◆ EXERCISE ◆
Select lines where the word "CAFs" appears.
· · · · ·
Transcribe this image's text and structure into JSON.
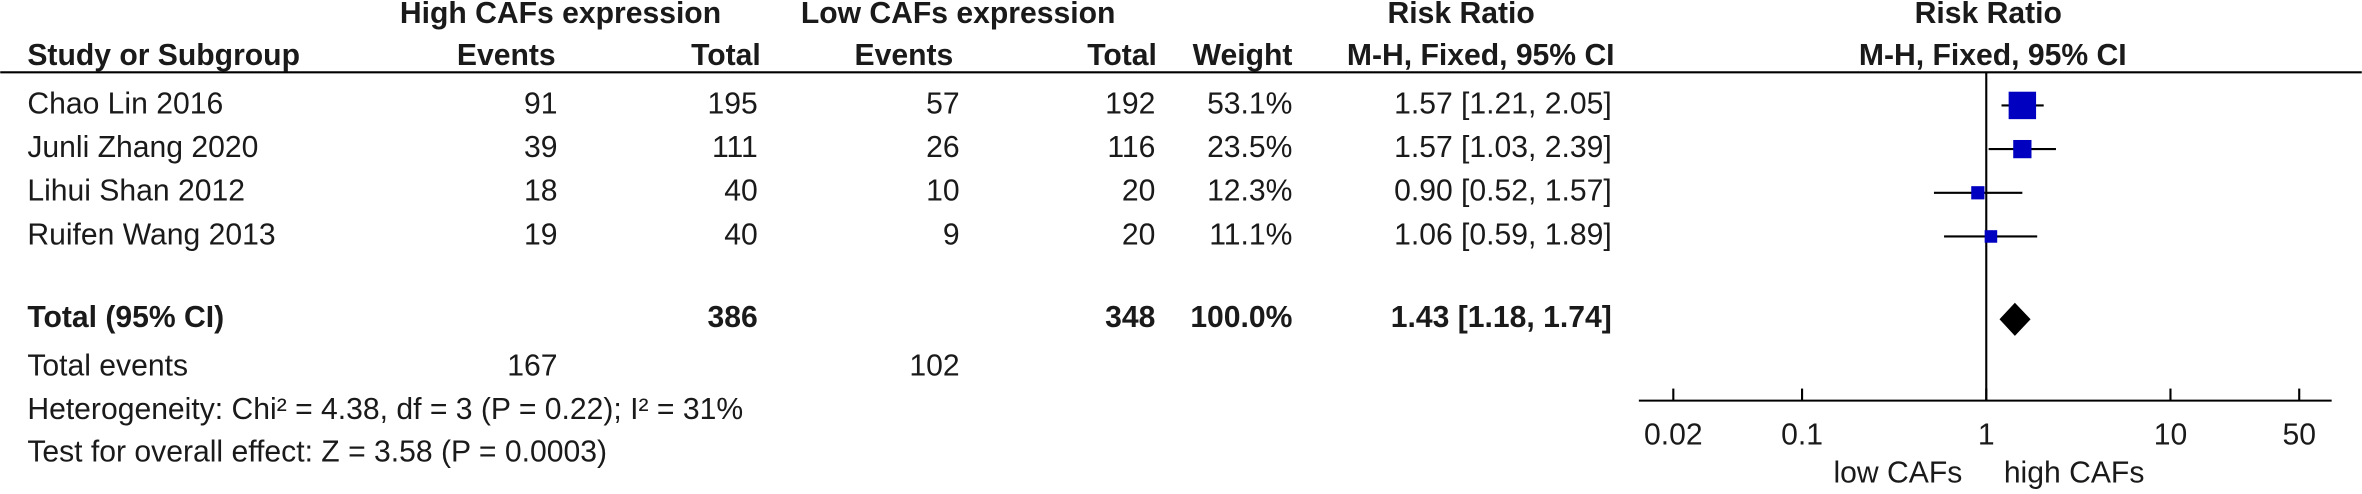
{
  "chart_data": {
    "type": "forest",
    "group_headers": [
      "High CAFs expression",
      "Low CAFs expression",
      "Risk Ratio"
    ],
    "column_headers": [
      "Study or Subgroup",
      "Events",
      "Total",
      "Events",
      "Total",
      "Weight",
      "M-H, Fixed, 95% CI"
    ],
    "plot_title": "Risk Ratio",
    "plot_subtitle": "M-H, Fixed, 95% CI",
    "studies": [
      "Chao Lin 2016",
      "Junli Zhang 2020",
      "Lihui Shan 2012",
      "Ruifen Wang 2013"
    ],
    "events_high": [
      91,
      39,
      18,
      19
    ],
    "total_high": [
      195,
      111,
      40,
      40
    ],
    "events_low": [
      57,
      26,
      10,
      9
    ],
    "total_low": [
      192,
      116,
      20,
      20
    ],
    "weights": [
      53.1,
      23.5,
      12.3,
      11.1
    ],
    "weight_labels": [
      "53.1%",
      "23.5%",
      "12.3%",
      "11.1%"
    ],
    "rr": [
      1.57,
      1.57,
      0.9,
      1.06
    ],
    "ci_low": [
      1.21,
      1.03,
      0.52,
      0.59
    ],
    "ci_high": [
      2.05,
      2.39,
      1.57,
      1.89
    ],
    "ci_labels": [
      "1.57 [1.21, 2.05]",
      "1.57 [1.03, 2.39]",
      "0.90 [0.52, 1.57]",
      "1.06 [0.59, 1.89]"
    ],
    "total": {
      "label": "Total (95% CI)",
      "total_high": 386,
      "total_low": 348,
      "weight": 100,
      "weight_label": "100.0%",
      "rr": 1.43,
      "ci_low": 1.18,
      "ci_high": 1.74,
      "ci_label": "1.43 [1.18, 1.74]"
    },
    "total_events": {
      "label": "Total events",
      "high": 167,
      "low": 102
    },
    "heterogeneity": "Heterogeneity: Chi² = 4.38, df = 3 (P = 0.22); I² = 31%",
    "overall_effect": "Test for overall effect: Z = 3.58 (P = 0.0003)",
    "x_log": true,
    "xlim": [
      0.013,
      75
    ],
    "xticks": [
      0.02,
      0.1,
      1,
      10,
      50
    ],
    "x_labels": [
      "low CAFs",
      "high CAFs"
    ],
    "marker_color": "#0000c0",
    "diamond_color": "#000000"
  }
}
· · · · ·
◆ WRITTEN RESPONSE ◆
      "High CAFs expression",
      "Low CAFs expression",
      "low CAFs",
      "high CAFs"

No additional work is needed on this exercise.